**Exercise**: Go through the listing below and gather every line with the word "name".
## START Task material
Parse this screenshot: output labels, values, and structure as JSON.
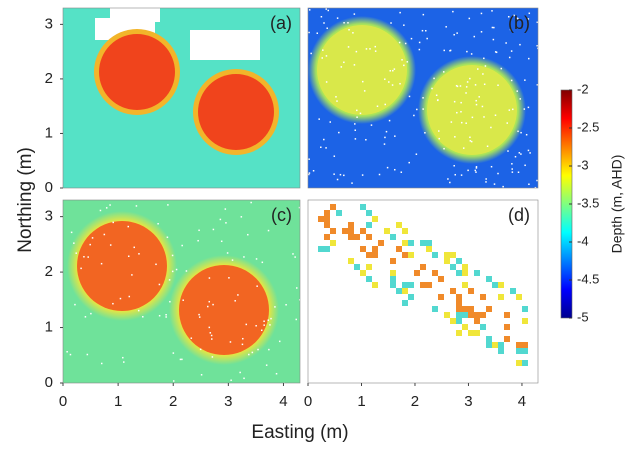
{
  "figure": {
    "xlabel": "Easting (m)",
    "ylabel": "Northing (m)",
    "colorbar": {
      "label": "Depth (m, AHD)",
      "clim": [
        -5,
        -2
      ],
      "cticks": [
        -2,
        -2.5,
        -3,
        -3.5,
        -4,
        -4.5,
        -5
      ],
      "colormap": "jet"
    }
  },
  "chart_data": [
    {
      "type": "heatmap",
      "label": "(a)",
      "xlim": [
        0,
        4.3
      ],
      "ylim": [
        0,
        3.3
      ],
      "yticks": [
        0,
        1,
        2,
        3
      ]
    },
    {
      "type": "heatmap",
      "label": "(b)",
      "xlim": [
        0,
        4.3
      ],
      "ylim": [
        0,
        3.3
      ]
    },
    {
      "type": "heatmap",
      "label": "(c)",
      "xlim": [
        0,
        4.3
      ],
      "ylim": [
        0,
        3.3
      ],
      "xticks": [
        0,
        1,
        2,
        3,
        4
      ],
      "yticks": [
        0,
        1,
        2,
        3
      ]
    },
    {
      "type": "heatmap",
      "label": "(d)",
      "xlim": [
        0,
        4.3
      ],
      "ylim": [
        0,
        3.3
      ],
      "xticks": [
        0,
        1,
        2,
        3,
        4
      ]
    }
  ]
}
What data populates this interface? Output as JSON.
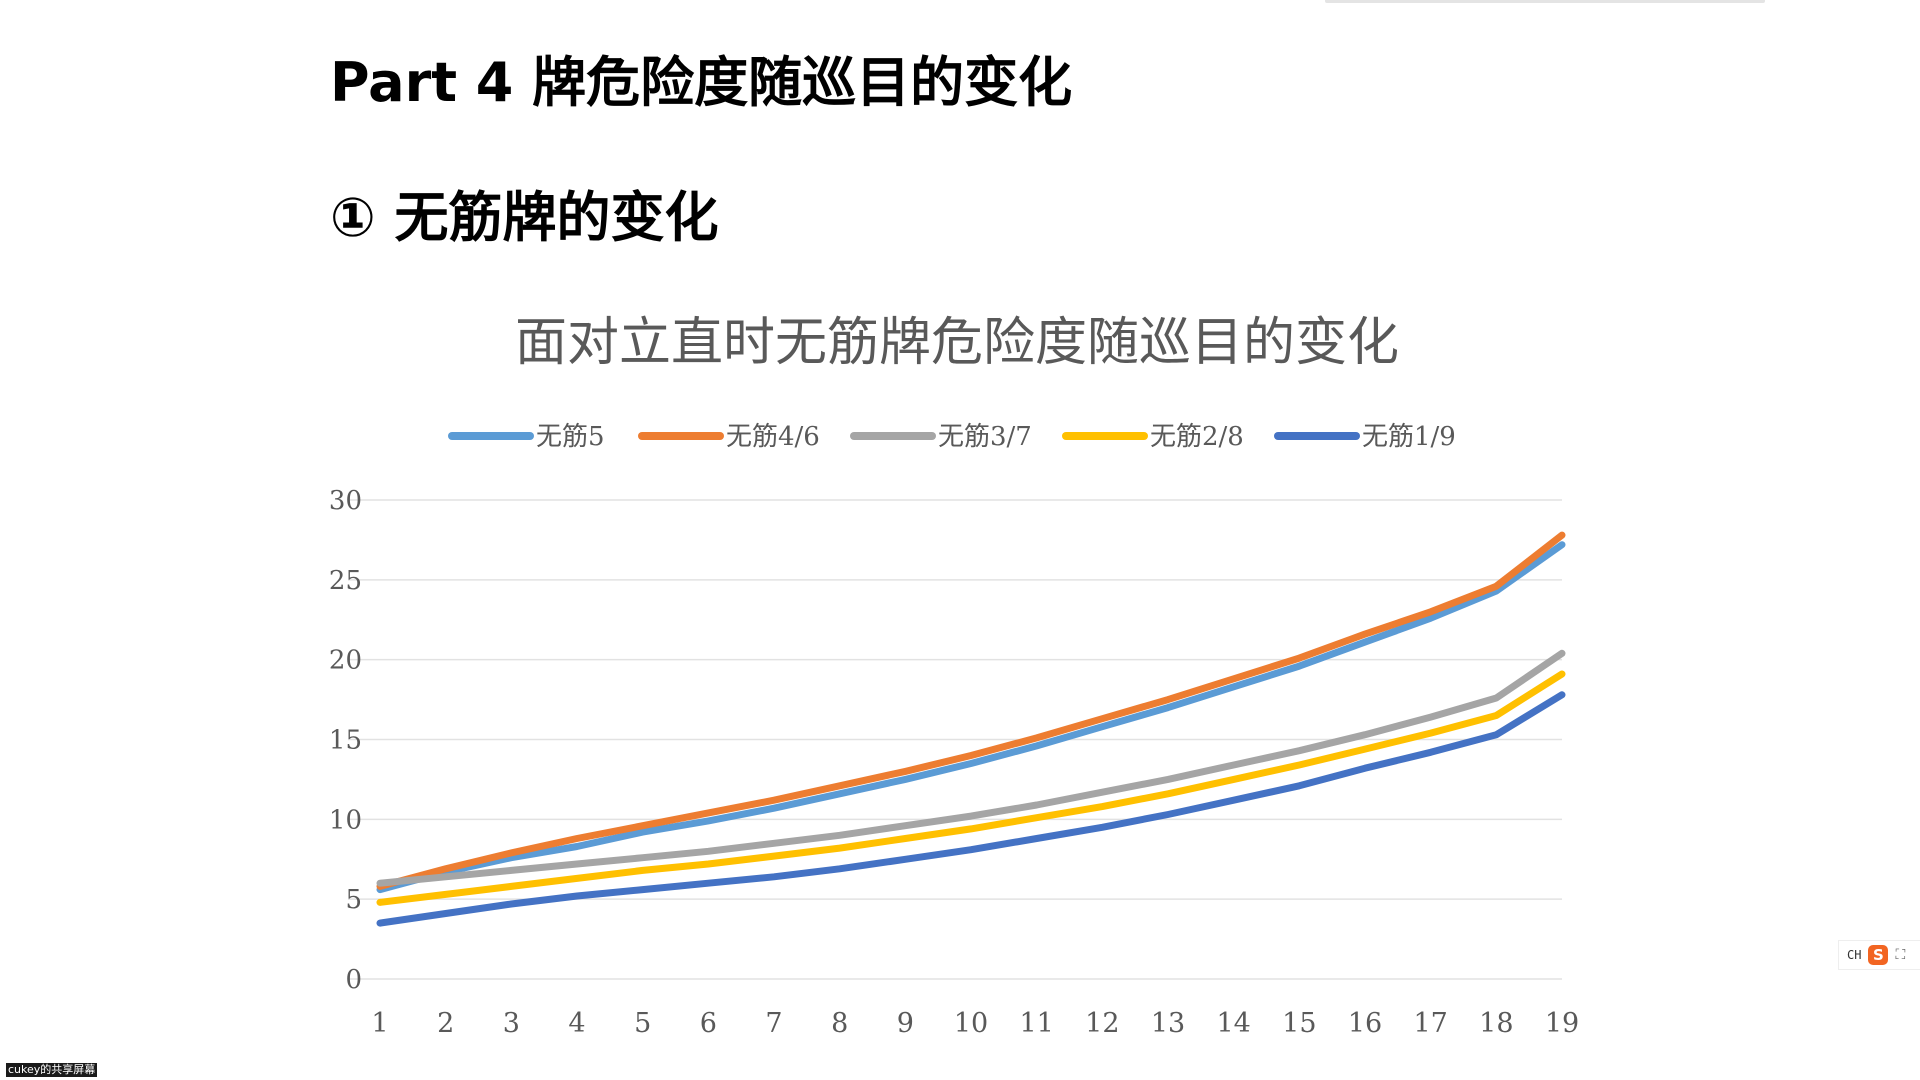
{
  "slide": {
    "title": "Part 4 牌危险度随巡目的变化",
    "section": "① 无筋牌的变化"
  },
  "chart_data": {
    "type": "line",
    "title": "面对立直时无筋牌危险度随巡目的变化",
    "xlabel": "",
    "ylabel": "",
    "ylim": [
      0,
      30
    ],
    "yticks": [
      0,
      5,
      10,
      15,
      20,
      25,
      30
    ],
    "grid": true,
    "legend": "top",
    "x": [
      1,
      2,
      3,
      4,
      5,
      6,
      7,
      8,
      9,
      10,
      11,
      12,
      13,
      14,
      15,
      16,
      17,
      18,
      19
    ],
    "series": [
      {
        "name": "无筋5",
        "color": "#5b9bd5",
        "values": [
          5.6,
          6.7,
          7.6,
          8.3,
          9.2,
          9.9,
          10.7,
          11.6,
          12.5,
          13.5,
          14.6,
          15.8,
          17.0,
          18.3,
          19.6,
          21.1,
          22.6,
          24.3,
          27.2
        ]
      },
      {
        "name": "无筋4/6",
        "color": "#ed7d31",
        "values": [
          5.8,
          6.9,
          7.9,
          8.8,
          9.6,
          10.4,
          11.2,
          12.1,
          13.0,
          14.0,
          15.1,
          16.3,
          17.5,
          18.8,
          20.1,
          21.6,
          23.0,
          24.6,
          27.8
        ]
      },
      {
        "name": "无筋3/7",
        "color": "#a5a5a5",
        "values": [
          6.0,
          6.4,
          6.8,
          7.2,
          7.6,
          8.0,
          8.5,
          9.0,
          9.6,
          10.2,
          10.9,
          11.7,
          12.5,
          13.4,
          14.3,
          15.3,
          16.4,
          17.6,
          20.4
        ]
      },
      {
        "name": "无筋2/8",
        "color": "#ffc000",
        "values": [
          4.8,
          5.3,
          5.8,
          6.3,
          6.8,
          7.2,
          7.7,
          8.2,
          8.8,
          9.4,
          10.1,
          10.8,
          11.6,
          12.5,
          13.4,
          14.4,
          15.4,
          16.5,
          19.1
        ]
      },
      {
        "name": "无筋1/9",
        "color": "#4472c4",
        "values": [
          3.5,
          4.1,
          4.7,
          5.2,
          5.6,
          6.0,
          6.4,
          6.9,
          7.5,
          8.1,
          8.8,
          9.5,
          10.3,
          11.2,
          12.1,
          13.2,
          14.2,
          15.3,
          17.8
        ]
      }
    ]
  },
  "overlay": {
    "share_label": "cukey的共享屏幕",
    "ime_lang": "CH",
    "ime_logo": "S",
    "ime_expand": "⛶"
  }
}
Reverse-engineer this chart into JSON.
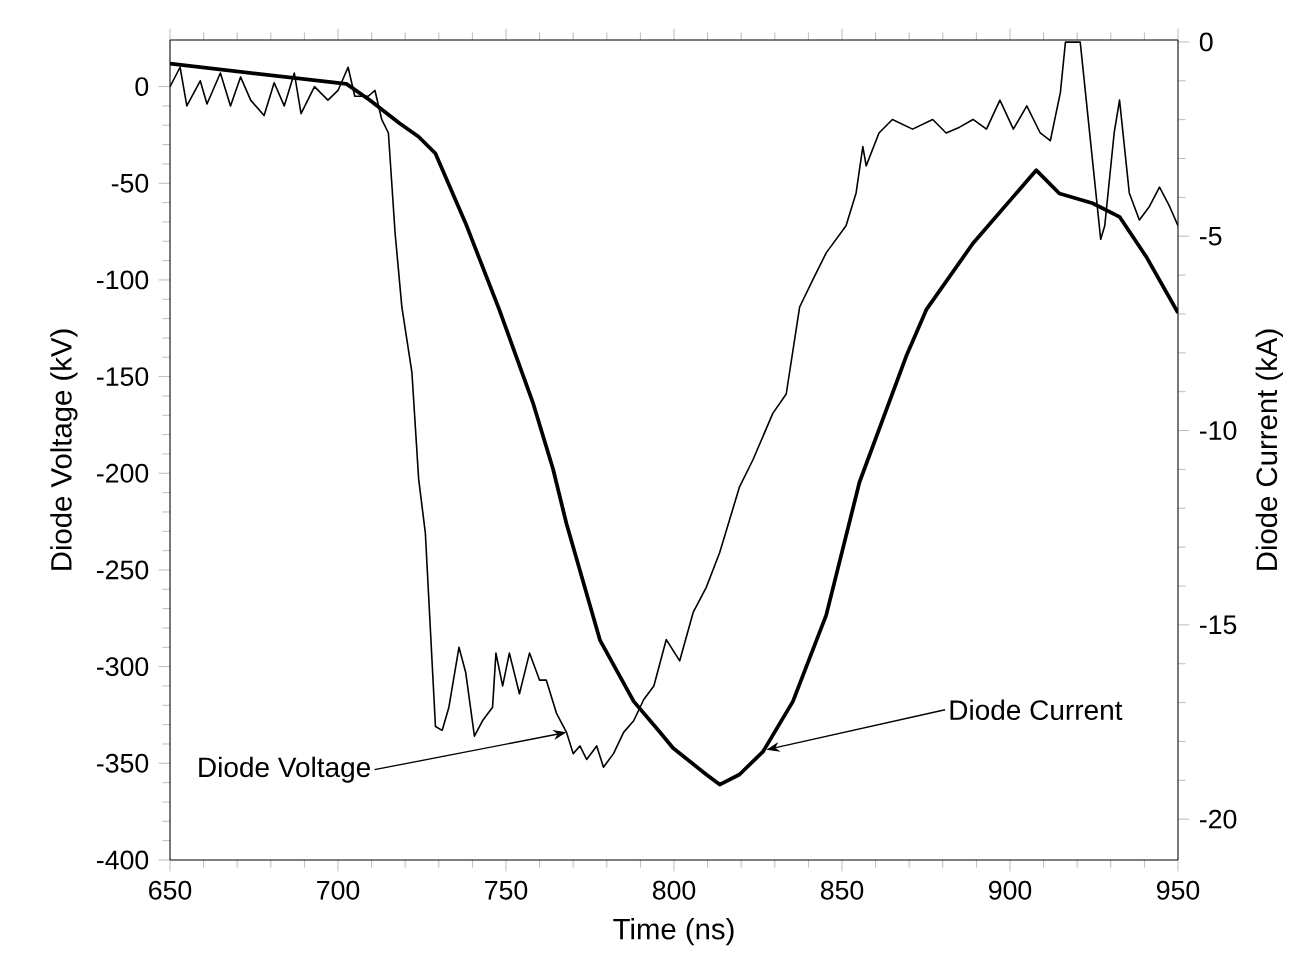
## END Task material
**Output below**:
        "name": "无筋5",
        "name": "无筋4/6",
        "name": "无筋3/7",
        "name": "无筋2/8",
        "name": "无筋1/9",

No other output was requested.